Stored records
※ ※ ※

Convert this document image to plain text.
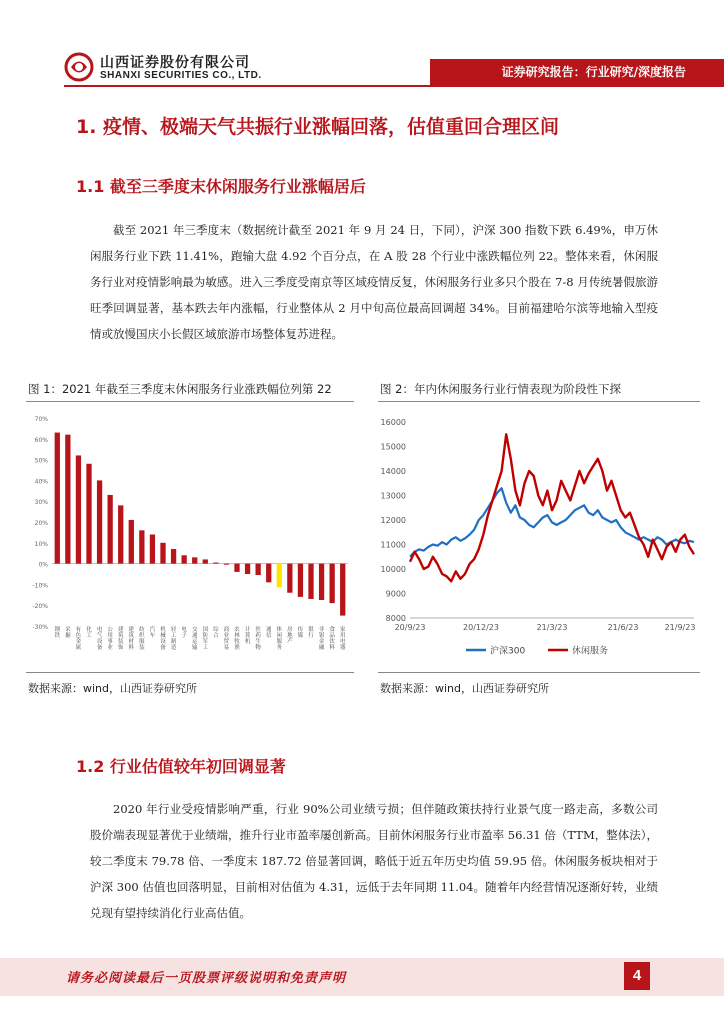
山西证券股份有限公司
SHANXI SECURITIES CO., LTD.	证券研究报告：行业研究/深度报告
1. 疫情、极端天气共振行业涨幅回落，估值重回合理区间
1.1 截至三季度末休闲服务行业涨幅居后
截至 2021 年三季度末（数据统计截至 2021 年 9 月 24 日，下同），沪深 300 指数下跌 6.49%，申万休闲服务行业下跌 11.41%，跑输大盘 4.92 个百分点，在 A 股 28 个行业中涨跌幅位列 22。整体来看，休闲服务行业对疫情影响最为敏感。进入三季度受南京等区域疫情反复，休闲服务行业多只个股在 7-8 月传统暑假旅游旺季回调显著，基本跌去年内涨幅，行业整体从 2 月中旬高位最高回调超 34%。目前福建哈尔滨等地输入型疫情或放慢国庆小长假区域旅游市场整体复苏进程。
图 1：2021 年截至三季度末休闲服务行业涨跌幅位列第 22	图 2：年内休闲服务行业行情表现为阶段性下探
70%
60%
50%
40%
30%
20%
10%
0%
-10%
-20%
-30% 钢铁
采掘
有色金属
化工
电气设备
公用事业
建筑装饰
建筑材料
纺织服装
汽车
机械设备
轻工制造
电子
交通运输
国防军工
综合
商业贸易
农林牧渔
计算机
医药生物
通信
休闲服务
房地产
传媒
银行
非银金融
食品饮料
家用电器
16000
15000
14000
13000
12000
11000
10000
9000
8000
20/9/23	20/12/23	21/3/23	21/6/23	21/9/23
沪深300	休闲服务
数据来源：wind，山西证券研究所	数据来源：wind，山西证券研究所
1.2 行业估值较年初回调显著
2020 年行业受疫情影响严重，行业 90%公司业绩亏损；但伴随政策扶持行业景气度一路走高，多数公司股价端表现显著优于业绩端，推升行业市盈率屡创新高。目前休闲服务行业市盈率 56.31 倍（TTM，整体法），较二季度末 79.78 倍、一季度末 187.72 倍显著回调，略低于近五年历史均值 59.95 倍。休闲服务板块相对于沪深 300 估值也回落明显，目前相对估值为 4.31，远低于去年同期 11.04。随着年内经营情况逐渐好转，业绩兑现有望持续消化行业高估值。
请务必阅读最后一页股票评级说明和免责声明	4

※ ※ ※

DO THIS: Make a word-for-word copy of the entries, without any pictures.

RESPONSE TO THE EXERCISE:
Convert this document image to plain text.
山西证券股份有限公司
SHANXI SECURITIES CO., LTD.	证券研究报告：行业研究/深度报告
1. 疫情、极端天气共振行业涨幅回落，估值重回合理区间
1.1 截至三季度末休闲服务行业涨幅居后
截至 2021 年三季度末（数据统计截至 2021 年 9 月 24 日，下同），沪深 300 指数下跌 6.49%，申万休闲服务行业下跌 11.41%，跑输大盘 4.92 个百分点，在 A 股 28 个行业中涨跌幅位列 22。整体来看，休闲服务行业对疫情影响最为敏感。进入三季度受南京等区域疫情反复，休闲服务行业多只个股在 7-8 月传统暑假旅游旺季回调显著，基本跌去年内涨幅，行业整体从 2 月中旬高位最高回调超 34%。目前福建哈尔滨等地输入型疫情或放慢国庆小长假区域旅游市场整体复苏进程。
图 1：2021 年截至三季度末休闲服务行业涨跌幅位列第 22	图 2：年内休闲服务行业行情表现为阶段性下探
70%
60%
50%
40%
30%
20%
10%
0%
-10%
-20%
-30% 钢铁
采掘
有色金属
化工
电气设备
公用事业
建筑装饰
建筑材料
纺织服装
汽车
机械设备
轻工制造
电子
交通运输
国防军工
综合
商业贸易
农林牧渔
计算机
医药生物
通信
休闲服务
房地产
传媒
银行
非银金融
食品饮料
家用电器
16000
15000
14000
13000
12000
11000
10000
9000
8000
20/9/23	20/12/23	21/3/23	21/6/23	21/9/23
沪深300	休闲服务
数据来源：wind，山西证券研究所	数据来源：wind，山西证券研究所
1.2 行业估值较年初回调显著
2020 年行业受疫情影响严重，行业 90%公司业绩亏损；但伴随政策扶持行业景气度一路走高，多数公司股价端表现显著优于业绩端，推升行业市盈率屡创新高。目前休闲服务行业市盈率 56.31 倍（TTM，整体法），较二季度末 79.78 倍、一季度末 187.72 倍显著回调，略低于近五年历史均值 59.95 倍。休闲服务板块相对于沪深 300 估值也回落明显，目前相对估值为 4.31，远低于去年同期 11.04。随着年内经营情况逐渐好转，业绩兑现有望持续消化行业高估值。
请务必阅读最后一页股票评级说明和免责声明	4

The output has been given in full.